Task requirements — Restate the whole of the material. Keep every word, and drop the pictures.
** start Input material **
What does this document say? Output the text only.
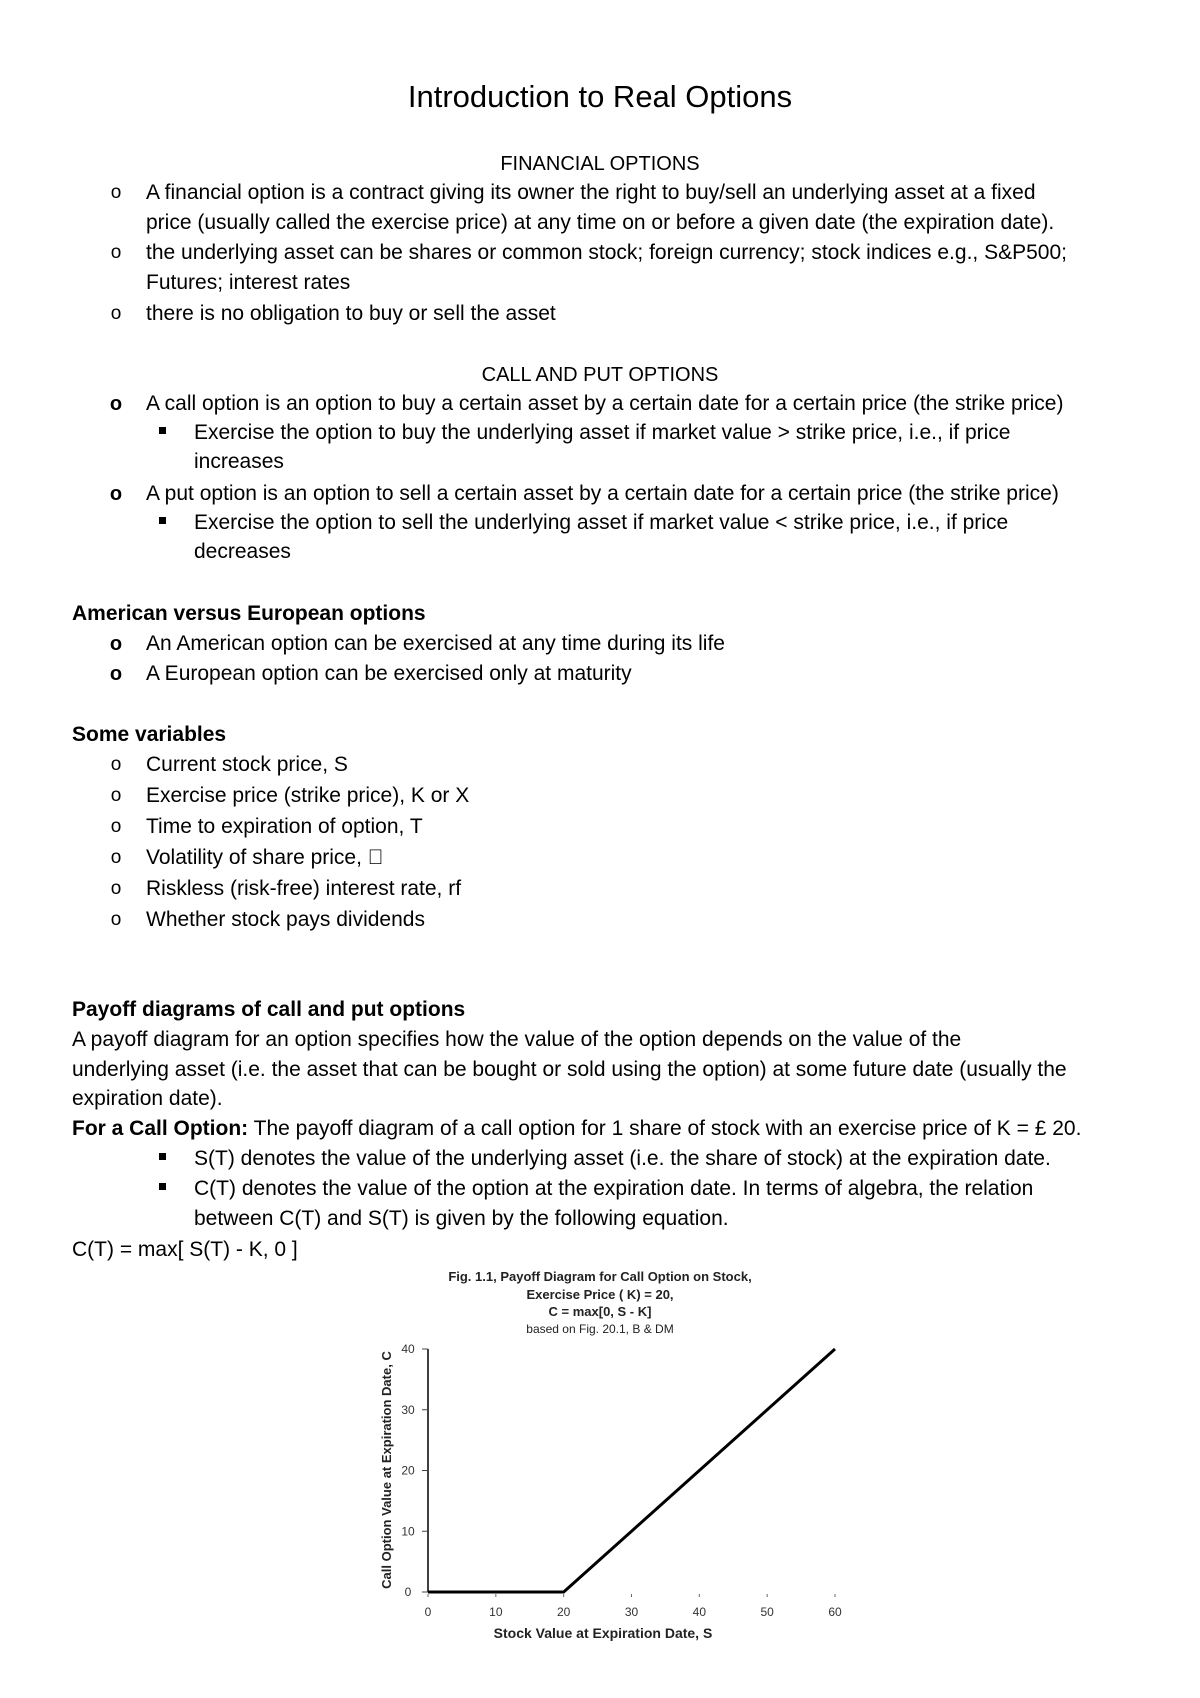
Introduction to Real Options
FINANCIAL OPTIONS
o A financial option is a contract giving its owner the right to buy/sell an underlying asset at a fixed
price (usually called the exercise price) at any time on or before a given date (the expiration date).
o the underlying asset can be shares or common stock; foreign currency; stock indices e.g., S&P500;
Futures; interest rates
o there is no obligation to buy or sell the asset
CALL AND PUT OPTIONS
o A call option is an option to buy a certain asset by a certain date for a certain price (the strike price)
Exercise the option to buy the underlying asset if market value > strike price, i.e., if price
increases
o A put option is an option to sell a certain asset by a certain date for a certain price (the strike price)
Exercise the option to sell the underlying asset if market value < strike price, i.e., if price
decreases
American versus European options
o An American option can be exercised at any time during its life
o A European option can be exercised only at maturity
Some variables
o Current stock price, S
o Exercise price (strike price), K or X
o Time to expiration of option, T
o Volatility of share price,
o Riskless (risk-free) interest rate, rf
o Whether stock pays dividends
Payoff diagrams of call and put options
A payoff diagram for an option specifies how the value of the option depends on the value of the
underlying asset (i.e. the asset that can be bought or sold using the option) at some future date (usually the
expiration date).
For a Call Option: The payoff diagram of a call option for 1 share of stock with an exercise price of K = £ 20.
S(T) denotes the value of the underlying asset (i.e. the share of stock) at the expiration date.
C(T) denotes the value of the option at the expiration date. In terms of algebra, the relation
between C(T) and S(T) is given by the following equation.
C(T) = max[ S(T) - K, 0 ]
Fig. 1.1, Payoff Diagram for Call Option on Stock,
Exercise Price ( K) = 20,
C = max[0, S - K]
based on Fig. 20.1, B & DM
0
10
20
30
40
0	10	20	30	40	50	60
Stock Value at Expiration Date, S
Call Option Value at Expiration Date, C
** end Input material **
Result of the task —
What does this document say? Output the text only.
Introduction to Real Options
FINANCIAL OPTIONS
o A financial option is a contract giving its owner the right to buy/sell an underlying asset at a fixed
price (usually called the exercise price) at any time on or before a given date (the expiration date).
o the underlying asset can be shares or common stock; foreign currency; stock indices e.g., S&P500;
Futures; interest rates
o there is no obligation to buy or sell the asset
CALL AND PUT OPTIONS
o A call option is an option to buy a certain asset by a certain date for a certain price (the strike price)
Exercise the option to buy the underlying asset if market value > strike price, i.e., if price
increases
o A put option is an option to sell a certain asset by a certain date for a certain price (the strike price)
Exercise the option to sell the underlying asset if market value < strike price, i.e., if price
decreases
American versus European options
o An American option can be exercised at any time during its life
o A European option can be exercised only at maturity
Some variables
o Current stock price, S
o Exercise price (strike price), K or X
o Time to expiration of option, T
o Volatility of share price,
o Riskless (risk-free) interest rate, rf
o Whether stock pays dividends
Payoff diagrams of call and put options
A payoff diagram for an option specifies how the value of the option depends on the value of the
underlying asset (i.e. the asset that can be bought or sold using the option) at some future date (usually the
expiration date).
For a Call Option: The payoff diagram of a call option for 1 share of stock with an exercise price of K = £ 20.
S(T) denotes the value of the underlying asset (i.e. the share of stock) at the expiration date.
C(T) denotes the value of the option at the expiration date. In terms of algebra, the relation
between C(T) and S(T) is given by the following equation.
C(T) = max[ S(T) - K, 0 ]
Fig. 1.1, Payoff Diagram for Call Option on Stock,
Exercise Price ( K) = 20,
C = max[0, S - K]
based on Fig. 20.1, B & DM
0
10
20
30
40
0	10	20	30	40	50	60
Stock Value at Expiration Date, S
Call Option Value at Expiration Date, C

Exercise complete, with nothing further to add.